What to produce
What lines of the data include the string "Cognitive"? Copy them all.

[begin Records for the exercise]

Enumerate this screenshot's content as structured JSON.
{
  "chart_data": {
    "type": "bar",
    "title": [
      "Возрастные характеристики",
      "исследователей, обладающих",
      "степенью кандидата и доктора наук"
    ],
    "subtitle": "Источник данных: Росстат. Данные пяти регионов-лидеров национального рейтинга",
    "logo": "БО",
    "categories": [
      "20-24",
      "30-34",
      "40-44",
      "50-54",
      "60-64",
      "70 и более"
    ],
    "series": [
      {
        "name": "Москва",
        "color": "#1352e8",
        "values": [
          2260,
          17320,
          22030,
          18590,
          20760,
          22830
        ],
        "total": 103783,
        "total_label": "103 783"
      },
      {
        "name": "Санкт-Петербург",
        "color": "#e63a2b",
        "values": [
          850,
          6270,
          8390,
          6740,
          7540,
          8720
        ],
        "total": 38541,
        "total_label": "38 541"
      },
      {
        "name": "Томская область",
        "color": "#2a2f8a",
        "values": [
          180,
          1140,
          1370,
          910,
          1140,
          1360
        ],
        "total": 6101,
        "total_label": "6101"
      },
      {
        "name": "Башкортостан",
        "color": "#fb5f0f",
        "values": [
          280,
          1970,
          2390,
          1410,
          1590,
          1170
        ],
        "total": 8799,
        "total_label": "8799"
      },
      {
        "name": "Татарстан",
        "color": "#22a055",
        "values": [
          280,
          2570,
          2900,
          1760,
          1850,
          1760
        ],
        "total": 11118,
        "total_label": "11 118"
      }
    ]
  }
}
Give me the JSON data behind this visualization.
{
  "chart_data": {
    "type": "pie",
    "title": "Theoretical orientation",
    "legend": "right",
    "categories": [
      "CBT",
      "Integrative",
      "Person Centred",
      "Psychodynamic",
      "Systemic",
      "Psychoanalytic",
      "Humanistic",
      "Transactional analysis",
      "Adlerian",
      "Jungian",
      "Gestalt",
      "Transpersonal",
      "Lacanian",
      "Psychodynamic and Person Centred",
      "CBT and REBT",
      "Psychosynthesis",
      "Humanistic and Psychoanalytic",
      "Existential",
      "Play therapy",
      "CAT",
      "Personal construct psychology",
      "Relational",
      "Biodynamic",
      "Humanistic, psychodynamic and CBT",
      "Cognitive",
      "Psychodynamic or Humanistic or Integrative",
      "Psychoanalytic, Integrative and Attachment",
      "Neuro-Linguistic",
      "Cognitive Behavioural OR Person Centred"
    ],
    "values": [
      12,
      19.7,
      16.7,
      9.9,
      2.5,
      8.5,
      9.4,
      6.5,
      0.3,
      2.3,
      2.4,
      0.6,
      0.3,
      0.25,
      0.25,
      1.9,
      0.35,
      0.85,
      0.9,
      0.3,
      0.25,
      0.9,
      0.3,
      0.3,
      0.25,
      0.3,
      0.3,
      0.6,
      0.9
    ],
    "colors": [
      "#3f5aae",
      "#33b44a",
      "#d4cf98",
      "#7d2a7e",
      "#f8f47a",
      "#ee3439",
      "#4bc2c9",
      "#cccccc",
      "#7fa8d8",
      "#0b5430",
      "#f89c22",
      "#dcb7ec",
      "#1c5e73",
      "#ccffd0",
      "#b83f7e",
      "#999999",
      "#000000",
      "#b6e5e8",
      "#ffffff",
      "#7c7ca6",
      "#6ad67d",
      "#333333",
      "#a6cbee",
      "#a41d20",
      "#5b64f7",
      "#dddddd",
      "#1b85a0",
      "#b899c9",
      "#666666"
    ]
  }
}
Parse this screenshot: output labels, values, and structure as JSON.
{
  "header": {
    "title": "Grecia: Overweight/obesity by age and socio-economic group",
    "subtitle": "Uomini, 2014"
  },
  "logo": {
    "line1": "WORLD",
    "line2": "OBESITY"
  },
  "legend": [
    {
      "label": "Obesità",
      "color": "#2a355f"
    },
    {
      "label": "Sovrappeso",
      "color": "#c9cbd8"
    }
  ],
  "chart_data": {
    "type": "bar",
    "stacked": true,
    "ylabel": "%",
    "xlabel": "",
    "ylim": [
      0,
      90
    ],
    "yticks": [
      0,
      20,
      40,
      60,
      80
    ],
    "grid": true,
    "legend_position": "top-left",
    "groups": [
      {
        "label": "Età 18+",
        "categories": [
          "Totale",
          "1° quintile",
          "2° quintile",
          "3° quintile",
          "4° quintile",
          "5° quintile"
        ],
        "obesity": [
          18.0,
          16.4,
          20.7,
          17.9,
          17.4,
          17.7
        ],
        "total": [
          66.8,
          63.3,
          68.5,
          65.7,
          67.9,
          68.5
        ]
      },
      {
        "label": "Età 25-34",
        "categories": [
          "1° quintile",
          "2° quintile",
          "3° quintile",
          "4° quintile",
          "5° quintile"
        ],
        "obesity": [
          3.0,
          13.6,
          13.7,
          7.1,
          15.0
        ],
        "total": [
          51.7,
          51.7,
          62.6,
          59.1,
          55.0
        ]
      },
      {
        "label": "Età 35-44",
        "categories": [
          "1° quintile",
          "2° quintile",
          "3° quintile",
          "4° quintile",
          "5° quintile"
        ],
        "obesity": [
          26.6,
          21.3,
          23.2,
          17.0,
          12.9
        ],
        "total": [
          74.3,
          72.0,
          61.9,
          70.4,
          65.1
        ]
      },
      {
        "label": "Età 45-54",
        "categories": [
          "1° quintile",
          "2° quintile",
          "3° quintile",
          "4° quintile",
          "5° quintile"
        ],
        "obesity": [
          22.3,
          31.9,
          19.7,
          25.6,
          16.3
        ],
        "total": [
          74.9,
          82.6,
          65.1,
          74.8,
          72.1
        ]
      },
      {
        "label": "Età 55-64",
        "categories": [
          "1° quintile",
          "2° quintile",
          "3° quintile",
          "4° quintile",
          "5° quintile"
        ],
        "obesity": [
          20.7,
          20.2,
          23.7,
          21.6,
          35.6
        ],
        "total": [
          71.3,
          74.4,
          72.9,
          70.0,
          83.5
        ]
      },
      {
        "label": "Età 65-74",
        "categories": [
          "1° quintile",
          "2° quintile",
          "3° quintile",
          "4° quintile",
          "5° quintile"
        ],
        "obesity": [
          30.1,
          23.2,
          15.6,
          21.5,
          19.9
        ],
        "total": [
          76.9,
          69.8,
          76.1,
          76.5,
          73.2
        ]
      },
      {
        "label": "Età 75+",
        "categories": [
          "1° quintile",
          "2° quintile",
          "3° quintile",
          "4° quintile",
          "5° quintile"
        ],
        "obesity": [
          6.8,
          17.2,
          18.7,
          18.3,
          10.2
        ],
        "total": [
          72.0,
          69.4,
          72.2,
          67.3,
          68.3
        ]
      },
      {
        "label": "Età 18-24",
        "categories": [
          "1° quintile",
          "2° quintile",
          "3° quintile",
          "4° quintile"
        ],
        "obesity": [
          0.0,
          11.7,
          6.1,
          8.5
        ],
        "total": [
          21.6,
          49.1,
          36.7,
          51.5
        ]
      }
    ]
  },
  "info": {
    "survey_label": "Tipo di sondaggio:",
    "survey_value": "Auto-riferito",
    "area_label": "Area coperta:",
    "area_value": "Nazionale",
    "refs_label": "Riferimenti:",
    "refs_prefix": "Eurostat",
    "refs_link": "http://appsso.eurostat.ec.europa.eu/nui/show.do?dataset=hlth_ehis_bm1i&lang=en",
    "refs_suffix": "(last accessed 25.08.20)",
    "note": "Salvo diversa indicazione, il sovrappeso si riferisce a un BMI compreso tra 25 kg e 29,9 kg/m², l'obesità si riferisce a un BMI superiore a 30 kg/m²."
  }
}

[end Records for the exercise]

Right answer
      "Cognitive",
      "Cognitive Behavioural OR Person Centred"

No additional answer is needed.